## TASK PROMPT
What is the number of lines in these entries that include "Constant"? Write that number and no other text.
--- DATASET EXTRACT ---
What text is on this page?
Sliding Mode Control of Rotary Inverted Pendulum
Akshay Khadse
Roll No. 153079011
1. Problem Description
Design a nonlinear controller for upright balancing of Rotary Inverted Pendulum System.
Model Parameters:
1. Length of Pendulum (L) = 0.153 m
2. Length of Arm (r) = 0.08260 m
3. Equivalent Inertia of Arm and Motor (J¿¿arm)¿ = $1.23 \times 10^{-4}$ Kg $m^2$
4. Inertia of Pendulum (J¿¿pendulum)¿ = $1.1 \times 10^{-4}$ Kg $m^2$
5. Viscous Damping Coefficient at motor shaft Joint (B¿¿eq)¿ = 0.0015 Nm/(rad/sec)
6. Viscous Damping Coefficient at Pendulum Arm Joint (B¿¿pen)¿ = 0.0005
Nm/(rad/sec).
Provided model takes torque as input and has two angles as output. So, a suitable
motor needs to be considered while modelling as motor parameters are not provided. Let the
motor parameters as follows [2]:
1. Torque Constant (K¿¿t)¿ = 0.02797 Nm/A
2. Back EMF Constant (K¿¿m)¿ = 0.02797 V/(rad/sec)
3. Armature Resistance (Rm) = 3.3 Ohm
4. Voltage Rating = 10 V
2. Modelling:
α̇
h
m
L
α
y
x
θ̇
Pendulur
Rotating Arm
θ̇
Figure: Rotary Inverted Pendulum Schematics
---
--- DATASET EXTRACT ---
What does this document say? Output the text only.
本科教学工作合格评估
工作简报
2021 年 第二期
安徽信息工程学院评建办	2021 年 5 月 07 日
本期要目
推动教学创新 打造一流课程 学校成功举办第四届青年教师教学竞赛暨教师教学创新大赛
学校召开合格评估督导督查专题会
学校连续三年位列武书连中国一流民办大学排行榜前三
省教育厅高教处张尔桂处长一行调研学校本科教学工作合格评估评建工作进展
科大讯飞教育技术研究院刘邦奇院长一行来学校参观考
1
---
## RESULT FOR THIS EXERCISE
2